NCL Home > Documentation > Functions > General applied math, unknown

regline_stats

Performs simple linear regression including confidence estimates, an ANOVA table and 95% mean response estimates.

Available in version 6.2.0 and later.

Prototype

load "$NCARG_ROOT/lib/ncarg/nclscripts/csm/contributed.ncl"  ; This library is automatically loaded
                                                             ; from NCL V6.2.0 onward.
                                                             ; No need for user to explicitly load.

	function regline_stats (
		x [*] : numeric,  
		y [*] : numeric   
	)

	return_val [1] :  float or double with many attributes

Arguments

A one dimensional array of size N containing the independent variable. Missing values, indicated by _FillValue, are allowed but are ignored.

A one-dimensional array of length N containing the corresponding dependent variable. Missing values, indicated by _FillValue, are allowed but are ignored.

Return value

A scalar containing the calculated linear regression coefficient. In addition, many statistical quantities are returned as attributes of b. The 95% limits were introduced in version 6.4.0

The return value will be of type double if x or y is double, and float otherwise.

Description

regline_stats performs a simple linear regression. The calculated regression coefficient represents the rate of change in the dependent variable for a unit change in the independent variable. This coefficient is sometimes referred to as the slope or trend.

........

WRITTEN TASK 1 ->
Translate this sentence from the regline_stats documentation into Spanish: "The return value will be of type double if x or y is double, and float otherwise."
WRITTEN TASK 2 ->
Write a continuation of the regline_stats documentation, starting after its last sentence.

Element location data:
........

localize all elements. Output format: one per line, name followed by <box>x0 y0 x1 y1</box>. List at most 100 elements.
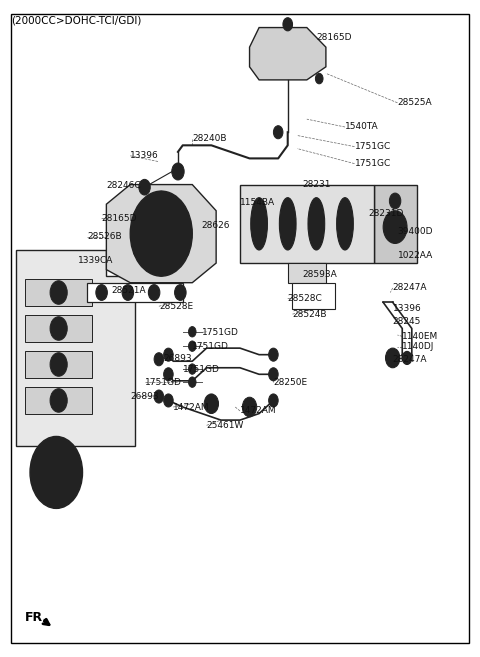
Circle shape <box>50 389 67 412</box>
Text: 26893: 26893 <box>164 354 192 363</box>
Text: 1472AM: 1472AM <box>173 403 210 411</box>
Circle shape <box>274 125 283 139</box>
Text: 25461W: 25461W <box>206 421 244 430</box>
Circle shape <box>385 348 400 368</box>
Circle shape <box>122 284 133 300</box>
Circle shape <box>130 191 192 276</box>
Text: 28250E: 28250E <box>274 378 308 387</box>
Circle shape <box>50 353 67 376</box>
Text: 1751GC: 1751GC <box>355 159 391 168</box>
Circle shape <box>204 394 218 413</box>
Text: 28528E: 28528E <box>159 302 193 311</box>
Text: 1022AA: 1022AA <box>397 251 433 260</box>
Circle shape <box>164 394 173 407</box>
Circle shape <box>156 227 166 240</box>
Circle shape <box>164 368 173 381</box>
Circle shape <box>189 327 196 337</box>
Text: 13396: 13396 <box>130 151 159 160</box>
Ellipse shape <box>279 198 296 250</box>
Circle shape <box>30 436 83 509</box>
Text: 28165D: 28165D <box>102 214 137 223</box>
Ellipse shape <box>251 198 267 250</box>
Ellipse shape <box>336 198 353 250</box>
Polygon shape <box>107 185 216 283</box>
Circle shape <box>269 394 278 407</box>
Circle shape <box>189 341 196 351</box>
Polygon shape <box>16 250 135 446</box>
Polygon shape <box>87 283 183 302</box>
Text: 1540TA: 1540TA <box>345 122 379 131</box>
Text: 1339CA: 1339CA <box>78 256 113 265</box>
Circle shape <box>242 397 257 417</box>
Circle shape <box>189 377 196 388</box>
Circle shape <box>149 217 173 250</box>
Circle shape <box>164 348 173 361</box>
Polygon shape <box>240 185 373 263</box>
Circle shape <box>158 267 165 276</box>
Ellipse shape <box>308 198 324 250</box>
FancyBboxPatch shape <box>25 351 92 378</box>
Polygon shape <box>373 185 417 263</box>
Circle shape <box>182 210 189 219</box>
Circle shape <box>96 284 108 300</box>
Circle shape <box>49 463 63 482</box>
Circle shape <box>39 449 73 495</box>
Text: 28526B: 28526B <box>87 233 122 241</box>
Text: 28593A: 28593A <box>302 270 337 279</box>
Text: 28245: 28245 <box>393 317 421 327</box>
Text: 28231D: 28231D <box>369 209 404 218</box>
Circle shape <box>315 74 323 84</box>
Text: 1751GD: 1751GD <box>144 378 181 387</box>
Text: FR.: FR. <box>25 611 48 624</box>
Circle shape <box>50 281 67 304</box>
Circle shape <box>182 248 189 257</box>
Text: 1751GC: 1751GC <box>355 142 391 151</box>
Text: 28524B: 28524B <box>292 309 327 319</box>
Circle shape <box>148 284 160 300</box>
Circle shape <box>50 317 67 340</box>
Text: 26893: 26893 <box>130 392 159 401</box>
Text: 1140DJ: 1140DJ <box>402 342 434 351</box>
Circle shape <box>269 368 278 381</box>
Circle shape <box>189 364 196 374</box>
Circle shape <box>134 248 141 257</box>
Text: 28165D: 28165D <box>316 33 352 42</box>
Text: 28525A: 28525A <box>397 99 432 107</box>
Text: 28246C: 28246C <box>107 181 141 191</box>
Circle shape <box>175 284 186 300</box>
Circle shape <box>154 353 164 366</box>
Text: 1154BA: 1154BA <box>240 198 275 208</box>
Text: (2000CC>DOHC-TCI/GDI): (2000CC>DOHC-TCI/GDI) <box>11 16 141 26</box>
Text: 39400D: 39400D <box>397 227 433 236</box>
Circle shape <box>134 210 141 219</box>
Text: 28247A: 28247A <box>393 355 427 365</box>
Text: 28521A: 28521A <box>111 286 146 295</box>
Circle shape <box>383 211 407 244</box>
Circle shape <box>154 390 164 403</box>
Circle shape <box>140 204 183 263</box>
FancyBboxPatch shape <box>25 315 92 342</box>
Polygon shape <box>250 28 326 80</box>
Circle shape <box>158 191 165 200</box>
Text: 1472AM: 1472AM <box>240 407 276 415</box>
Polygon shape <box>292 283 336 309</box>
Text: 1751GD: 1751GD <box>202 328 239 337</box>
Text: 28626: 28626 <box>202 221 230 230</box>
Polygon shape <box>288 263 326 283</box>
Text: 28240B: 28240B <box>192 134 227 143</box>
FancyBboxPatch shape <box>25 388 92 413</box>
Text: 1751GD: 1751GD <box>183 365 220 374</box>
Circle shape <box>283 18 292 31</box>
Circle shape <box>139 179 150 195</box>
Text: 28247A: 28247A <box>393 283 427 292</box>
Text: 1140EM: 1140EM <box>402 332 439 341</box>
Text: 1751GD: 1751GD <box>192 342 229 351</box>
Circle shape <box>389 193 401 209</box>
Text: 28528C: 28528C <box>288 294 323 303</box>
Circle shape <box>402 351 412 365</box>
Text: 28231: 28231 <box>302 180 331 189</box>
Text: 13396: 13396 <box>393 304 421 313</box>
Circle shape <box>269 348 278 361</box>
Circle shape <box>172 163 184 180</box>
FancyBboxPatch shape <box>25 279 92 306</box>
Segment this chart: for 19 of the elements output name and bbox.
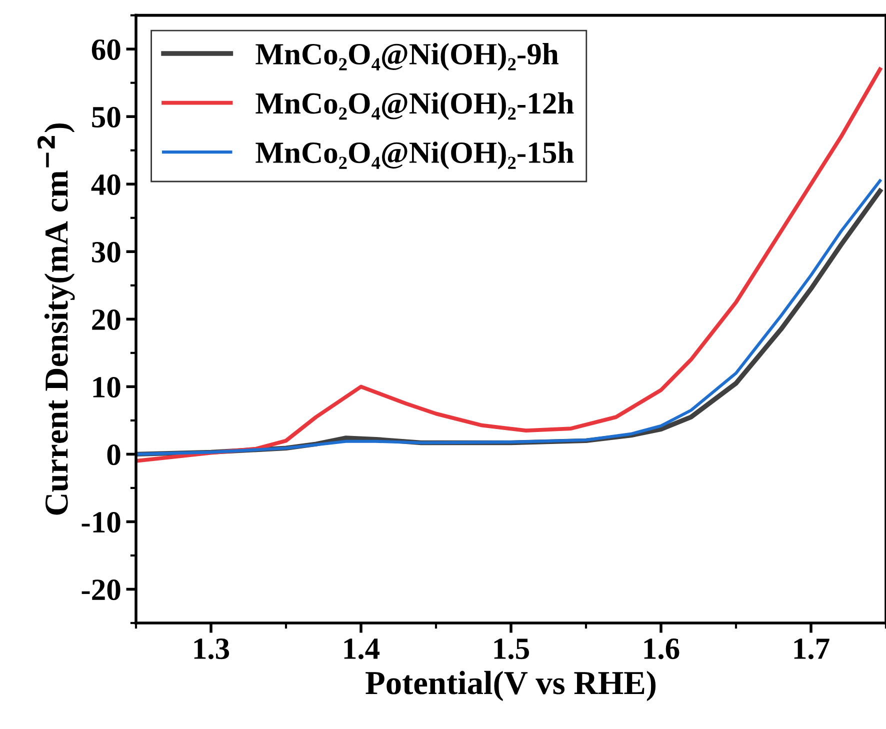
y-tick-label: 20 <box>92 309 120 330</box>
legend-label: MnCo₂O₄@Ni(OH)₂-12h <box>256 92 574 120</box>
x-tick-label: 1.3 <box>194 638 230 660</box>
y-tick-label: 30 <box>92 242 120 263</box>
y-tick-label: 10 <box>93 376 120 398</box>
y-tick-label: 0 <box>107 444 120 466</box>
x-tick-label: 1.5 <box>494 638 529 660</box>
y-tick-label: -10 <box>82 512 120 533</box>
y-tick-label: 40 <box>91 174 120 196</box>
x-tick-label: 1.6 <box>644 638 680 660</box>
x-tick-label: 1.4 <box>344 638 380 660</box>
y-tick-label: 50 <box>92 106 120 128</box>
x-tick-label: 1.7 <box>794 638 830 660</box>
y-tick-label: 60 <box>92 39 120 60</box>
legend-label: MnCo₂O₄@Ni(OH)₂-15h <box>256 142 574 170</box>
y-tick-label: -20 <box>82 580 120 600</box>
x-axis-title: Potential(V vs RHE) <box>366 670 656 702</box>
y-axis-title: Current Density(mA cm$^{−2}$) <box>37 123 75 515</box>
legend-label: MnCo₂O₄@Ni(OH)₂-9h <box>256 42 558 71</box>
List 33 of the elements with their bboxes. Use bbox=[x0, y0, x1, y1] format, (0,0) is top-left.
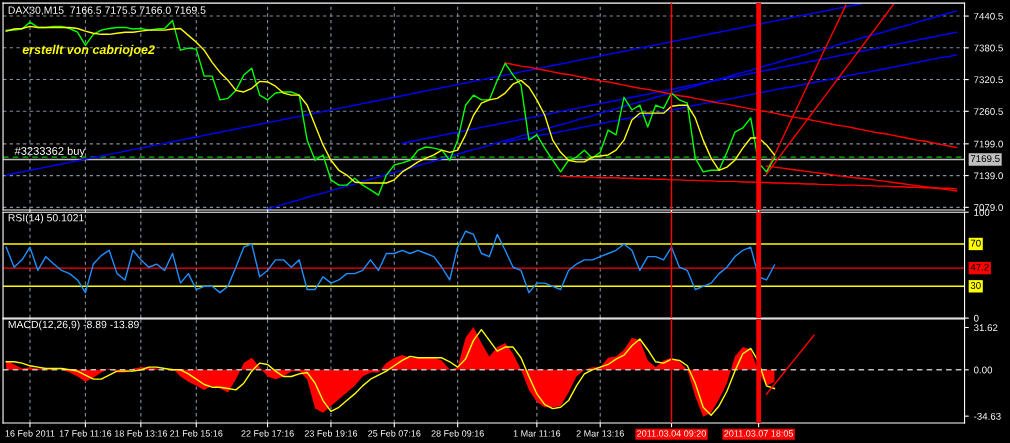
x-tick-label: 2 Mar 13:16 bbox=[576, 430, 624, 437]
ref-line-label: #3233362 buy bbox=[14, 146, 85, 158]
annotation: erstellt von cabriojoe2 bbox=[22, 44, 155, 57]
x-tick-label: 2011.03.04 09:20 bbox=[637, 430, 706, 437]
x-tick-label: 25 Feb 07:16 bbox=[368, 430, 421, 437]
ref-line-label: 7169.5 bbox=[970, 155, 1000, 163]
chart-title: DAX30,M15 7166.5 7175.5 7166.0 7169.5 bbox=[8, 6, 206, 16]
x-tick-label: 17 Feb 11:16 bbox=[59, 430, 112, 437]
x-tick-label: 2011.03.07 18:05 bbox=[724, 430, 794, 437]
chart-title: MACD(12,26,9) -8.89 -13.89 bbox=[8, 320, 139, 331]
ref-line-label: 30 bbox=[970, 282, 981, 289]
y-tick-label: 7079.0 bbox=[974, 204, 1003, 211]
ref-line-label: 47.2 bbox=[970, 263, 989, 271]
x-tick-label: 21 Feb 15:16 bbox=[170, 430, 223, 437]
x-tick-label: 18 Feb 13:16 bbox=[114, 430, 168, 437]
y-tick-label: 31.62 bbox=[973, 324, 998, 332]
x-tick-label: 23 Feb 19:16 bbox=[304, 430, 358, 437]
y-tick-label: 7139.0 bbox=[974, 172, 1003, 180]
chart-title: RSI(14) 50.1021 bbox=[8, 213, 84, 224]
y-tick-label: 7440.5 bbox=[974, 12, 1003, 20]
x-tick-label: 22 Feb 17:16 bbox=[241, 430, 294, 437]
y-tick-label: 7320.5 bbox=[974, 76, 1003, 84]
y-tick-label: 0 bbox=[973, 314, 979, 322]
y-tick-label: 0.00 bbox=[973, 366, 993, 374]
y-tick-label: 7380.5 bbox=[974, 44, 1003, 52]
y-tick-label: 100 bbox=[974, 208, 990, 216]
x-tick-label: 16 Feb 2011 bbox=[5, 430, 55, 437]
y-tick-label: 7260.5 bbox=[974, 108, 1003, 115]
x-tick-label: 28 Feb 09:16 bbox=[431, 430, 484, 437]
y-tick-label: 7199.0 bbox=[974, 140, 1003, 148]
ref-line-label: 70 bbox=[970, 239, 981, 247]
y-tick-label: -34.63 bbox=[974, 412, 1001, 420]
x-tick-label: 1 Mar 11:16 bbox=[513, 430, 561, 437]
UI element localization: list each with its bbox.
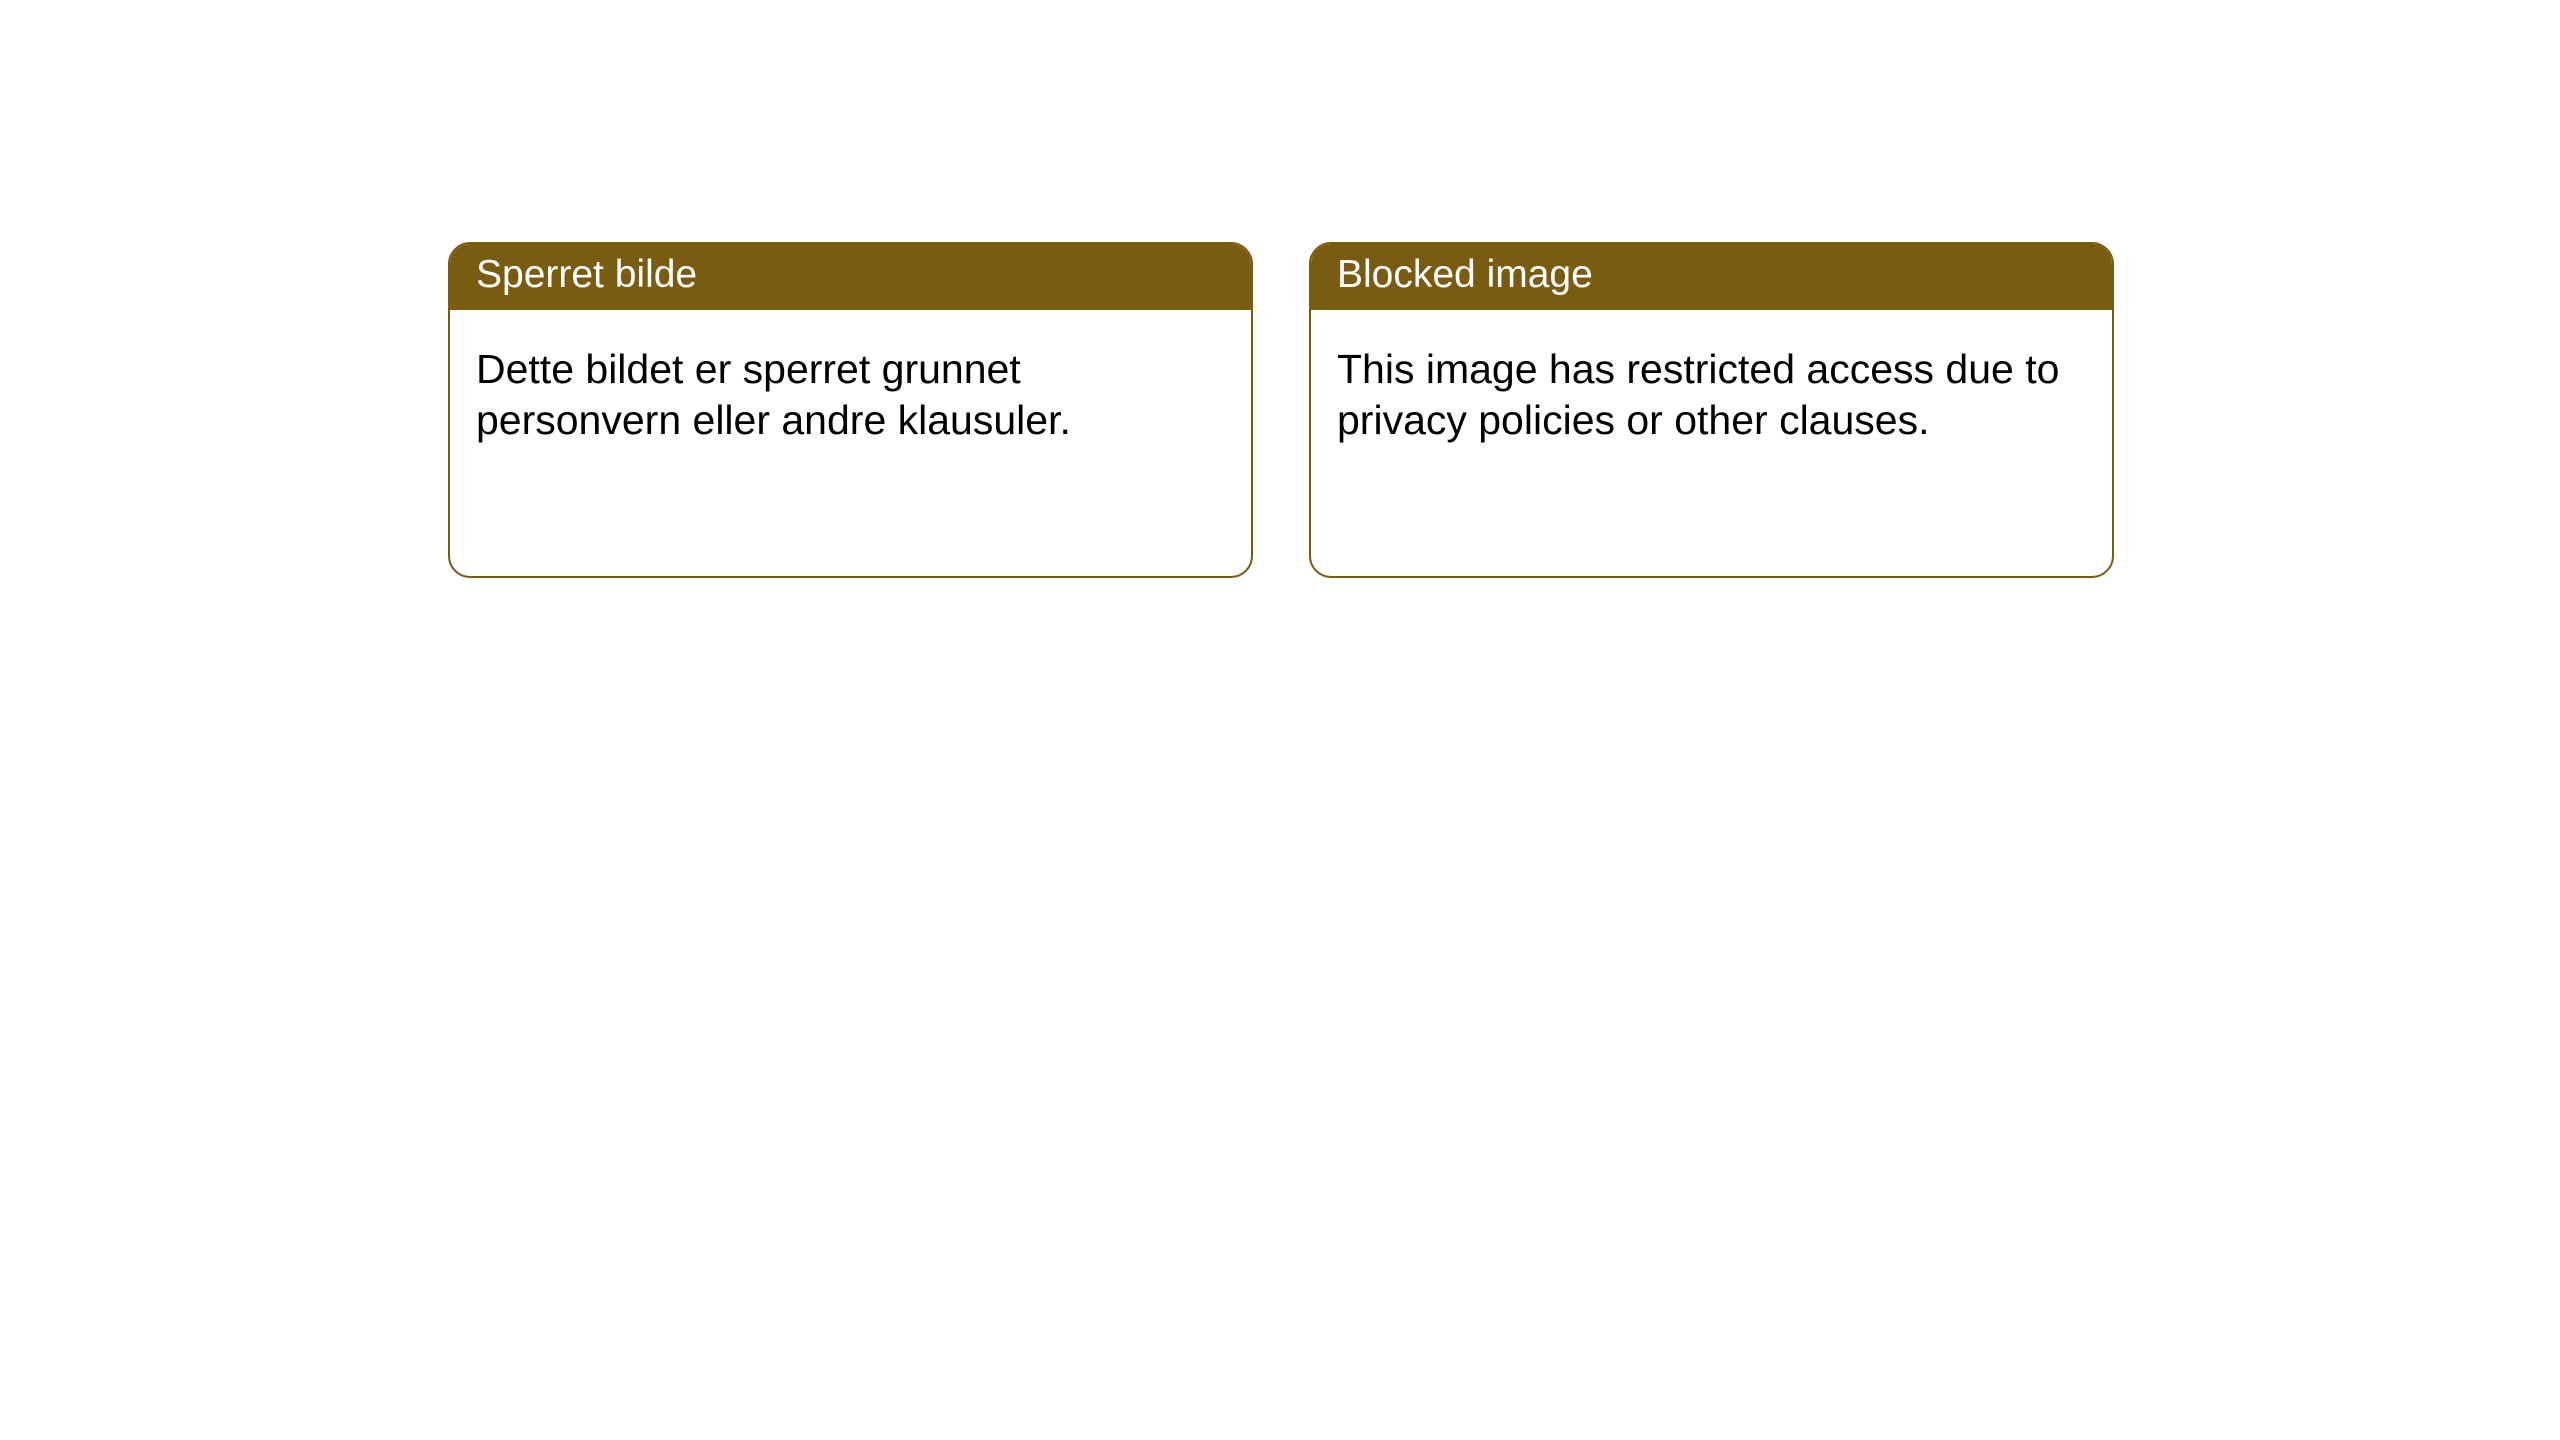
notice-container: Sperret bilde Dette bildet er sperret gr…	[448, 242, 2114, 578]
notice-header-norwegian: Sperret bilde	[450, 244, 1251, 310]
notice-body-norwegian: Dette bildet er sperret grunnet personve…	[450, 310, 1251, 467]
notice-body-english: This image has restricted access due to …	[1311, 310, 2112, 467]
notice-header-english: Blocked image	[1311, 244, 2112, 310]
notice-card-english: Blocked image This image has restricted …	[1309, 242, 2114, 578]
notice-card-norwegian: Sperret bilde Dette bildet er sperret gr…	[448, 242, 1253, 578]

........

WRITTEN REPLY 1 ->
El valor devuelto será de tipo double si x o y es double, y float en caso contrario.

WRITTEN REPLY 2 ->
The user may wish to take into account the uncertainty associated with each estimated parameter and the overall uncertainty. This information is returned as the attributes stderr, tval and pval. In addition, an ANalysis Of VAriance [ANOVA] table is returned.

Any missing values are ignored.
Missing values should be indicated by the _FillValue attribute.

Chad Hermann created a function linreg which derived many of the same statistics. It is written entirely in NCL and is here.

Debasish Mazumder (NCAR/RAL) submitted code for the 95% mean response about the regression line. This was included within the regline_stats in the 6.4.0 release of NCL. A reference for this is Chapter 11 of

        Applied Statistics and Probability for Engineers
        D. C. Montgomery and G. C. Runge
        ISBN: 0471204544

From the WWW:

the confidence intervals tells you about the likely location of the true population parameter
the prediction intervals must account for both the uncertainty in knowing the value of the population mean, plus data scatter. So a prediction interval is always wider than a confidence interval.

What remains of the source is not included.